**TASK REQUIREMENTS**
Reproduce each line exactly. Skip none.
::: RECORDS TO PROCESS
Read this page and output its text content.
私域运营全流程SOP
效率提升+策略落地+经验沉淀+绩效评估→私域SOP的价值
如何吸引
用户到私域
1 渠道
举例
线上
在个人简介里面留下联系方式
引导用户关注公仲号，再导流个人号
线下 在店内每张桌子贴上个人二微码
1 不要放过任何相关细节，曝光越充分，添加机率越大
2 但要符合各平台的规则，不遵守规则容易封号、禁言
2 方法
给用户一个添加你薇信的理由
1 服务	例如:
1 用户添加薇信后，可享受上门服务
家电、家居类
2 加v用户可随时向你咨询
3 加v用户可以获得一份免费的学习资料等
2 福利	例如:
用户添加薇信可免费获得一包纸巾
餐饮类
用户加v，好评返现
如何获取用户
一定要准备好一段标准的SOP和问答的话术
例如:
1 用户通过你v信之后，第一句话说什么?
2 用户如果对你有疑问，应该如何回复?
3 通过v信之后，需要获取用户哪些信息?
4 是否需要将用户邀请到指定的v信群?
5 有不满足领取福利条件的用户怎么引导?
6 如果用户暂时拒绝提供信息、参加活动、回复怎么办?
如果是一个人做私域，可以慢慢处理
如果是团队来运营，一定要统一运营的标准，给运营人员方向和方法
::::::
**SOLUTION TO THE EXERCISE**
Read this page and output its text content.
私域运营全流程SOP
效率提升+策略落地+经验沉淀+绩效评估→私域SOP的价值
如何吸引
用户到私域
1 渠道
举例
线上
在个人简介里面留下联系方式
引导用户关注公仲号，再导流个人号
线下 在店内每张桌子贴上个人二微码
1 不要放过任何相关细节，曝光越充分，添加机率越大
2 但要符合各平台的规则，不遵守规则容易封号、禁言
2 方法
给用户一个添加你薇信的理由
1 服务	例如:
1 用户添加薇信后，可享受上门服务
家电、家居类
2 加v用户可随时向你咨询
3 加v用户可以获得一份免费的学习资料等
2 福利	例如:
用户添加薇信可免费获得一包纸巾
餐饮类
用户加v，好评返现
如何获取用户
一定要准备好一段标准的SOP和问答的话术
例如:
1 用户通过你v信之后，第一句话说什么?
2 用户如果对你有疑问，应该如何回复?
3 通过v信之后，需要获取用户哪些信息?
4 是否需要将用户邀请到指定的v信群?
5 有不满足领取福利条件的用户怎么引导?
6 如果用户暂时拒绝提供信息、参加活动、回复怎么办?
如果是一个人做私域，可以慢慢处理
如果是团队来运营，一定要统一运营的标准，给运营人员方向和方法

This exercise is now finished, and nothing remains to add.